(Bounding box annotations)

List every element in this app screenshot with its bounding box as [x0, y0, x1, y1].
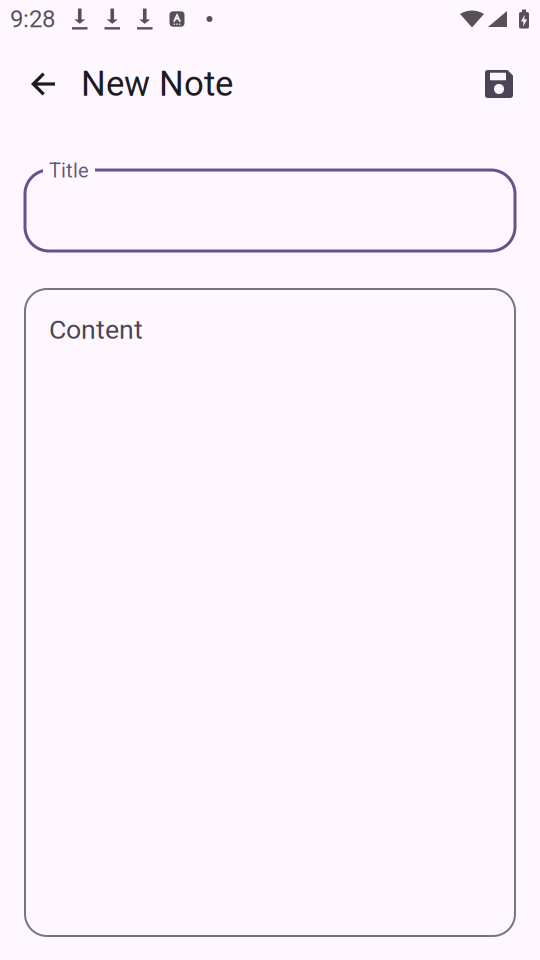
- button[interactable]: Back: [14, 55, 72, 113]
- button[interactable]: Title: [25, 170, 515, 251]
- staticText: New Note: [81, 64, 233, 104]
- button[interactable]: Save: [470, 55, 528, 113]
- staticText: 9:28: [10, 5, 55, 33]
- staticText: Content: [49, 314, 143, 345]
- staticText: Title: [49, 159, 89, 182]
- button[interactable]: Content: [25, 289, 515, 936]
* * *
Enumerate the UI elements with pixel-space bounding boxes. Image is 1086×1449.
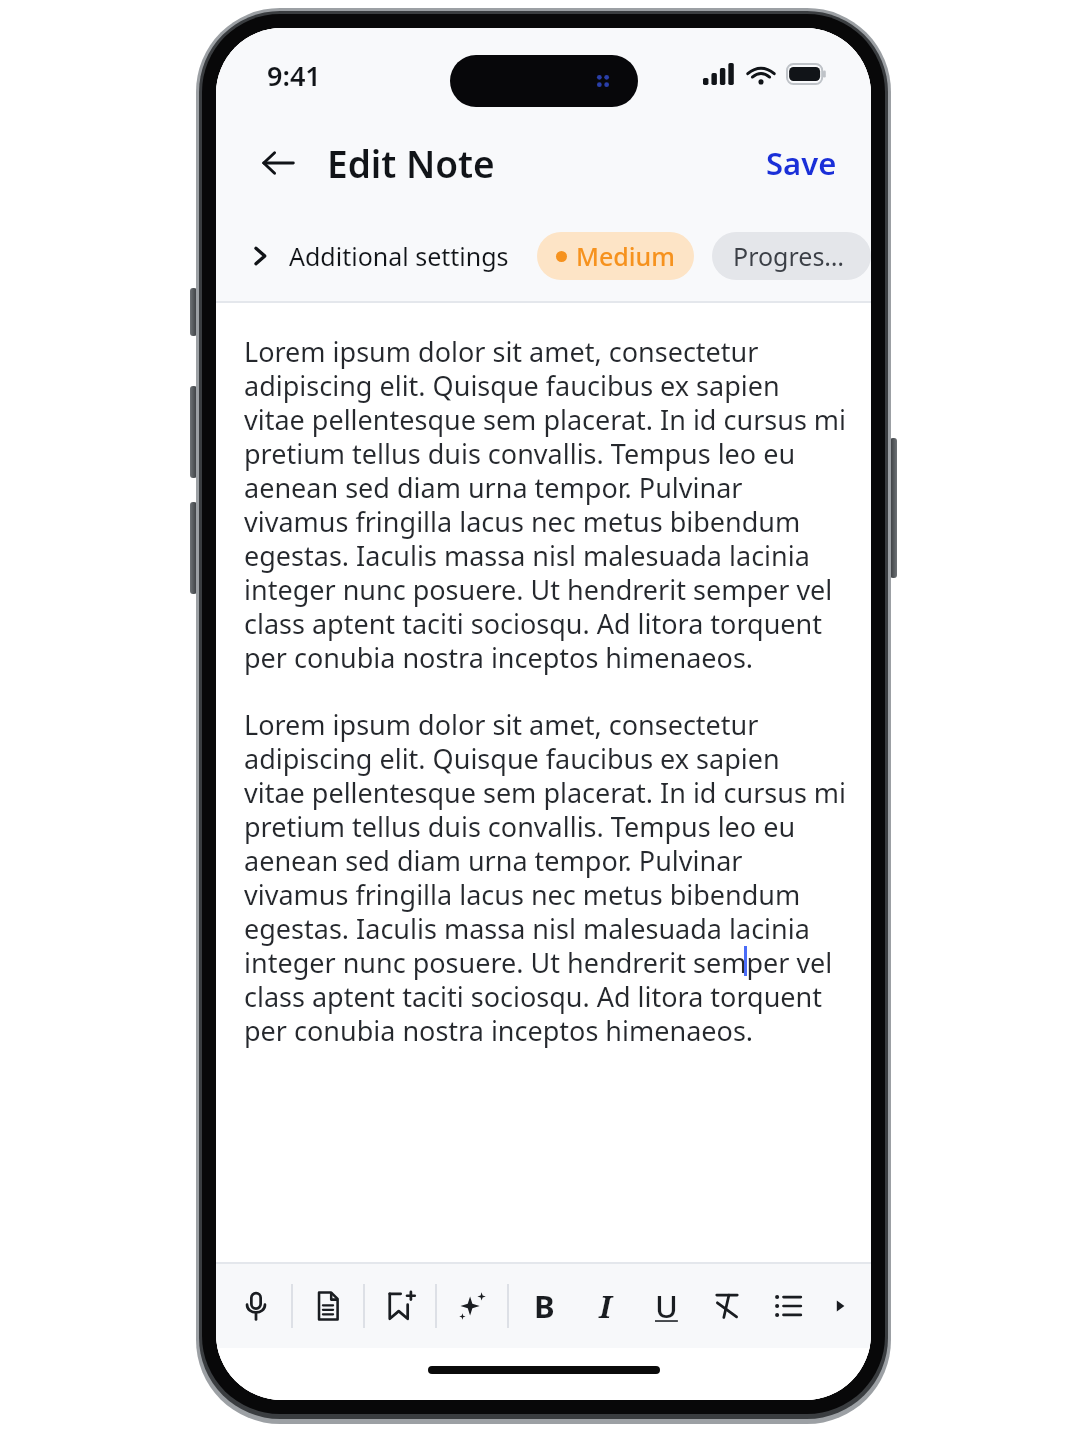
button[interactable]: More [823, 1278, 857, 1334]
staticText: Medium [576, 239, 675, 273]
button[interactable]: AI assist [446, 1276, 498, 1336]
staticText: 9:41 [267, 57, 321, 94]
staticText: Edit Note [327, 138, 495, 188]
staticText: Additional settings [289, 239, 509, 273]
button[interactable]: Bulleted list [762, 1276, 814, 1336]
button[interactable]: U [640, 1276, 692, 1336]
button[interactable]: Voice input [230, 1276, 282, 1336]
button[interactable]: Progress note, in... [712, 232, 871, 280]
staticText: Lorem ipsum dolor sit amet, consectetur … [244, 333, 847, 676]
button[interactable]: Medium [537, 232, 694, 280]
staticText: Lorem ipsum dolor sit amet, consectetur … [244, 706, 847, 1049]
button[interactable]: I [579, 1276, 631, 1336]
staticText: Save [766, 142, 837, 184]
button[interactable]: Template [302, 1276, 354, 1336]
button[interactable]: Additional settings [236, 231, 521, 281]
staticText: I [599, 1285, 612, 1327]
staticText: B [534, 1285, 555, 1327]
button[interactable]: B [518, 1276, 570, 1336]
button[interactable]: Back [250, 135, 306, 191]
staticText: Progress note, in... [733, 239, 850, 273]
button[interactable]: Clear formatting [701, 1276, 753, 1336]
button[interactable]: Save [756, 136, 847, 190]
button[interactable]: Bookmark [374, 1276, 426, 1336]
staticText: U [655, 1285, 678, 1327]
==
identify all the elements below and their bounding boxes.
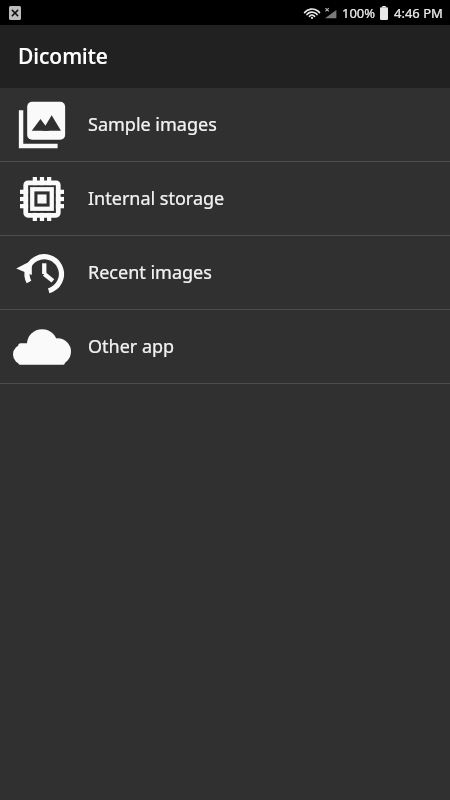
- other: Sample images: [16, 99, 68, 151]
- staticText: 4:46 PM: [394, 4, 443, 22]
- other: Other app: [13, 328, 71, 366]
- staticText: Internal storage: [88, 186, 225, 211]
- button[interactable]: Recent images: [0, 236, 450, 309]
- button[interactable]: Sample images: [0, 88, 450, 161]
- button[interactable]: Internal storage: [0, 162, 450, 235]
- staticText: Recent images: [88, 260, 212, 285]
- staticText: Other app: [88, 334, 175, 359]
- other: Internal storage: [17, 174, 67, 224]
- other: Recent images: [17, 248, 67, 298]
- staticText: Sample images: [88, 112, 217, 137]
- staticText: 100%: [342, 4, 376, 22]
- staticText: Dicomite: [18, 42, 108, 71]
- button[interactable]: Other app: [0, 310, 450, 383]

Given task: Copy everything from the line containing "List every element" down to the line containing "- button[interactable]: Content: [25, 289, 515, 936]", including both of those lines, and reproduce each line without any change. Omit the pictures from your copy.

Full output:
List every element in this app screenshot with its bounding box as [x0, y0, x1, y1].
- button[interactable]: Back: [14, 55, 72, 113]
- button[interactable]: Title: [25, 170, 515, 251]
- staticText: New Note: [81, 64, 233, 104]
- button[interactable]: Save: [470, 55, 528, 113]
- staticText: 9:28: [10, 5, 55, 33]
- staticText: Content: [49, 314, 143, 345]
- staticText: Title: [49, 159, 89, 182]
- button[interactable]: Content: [25, 289, 515, 936]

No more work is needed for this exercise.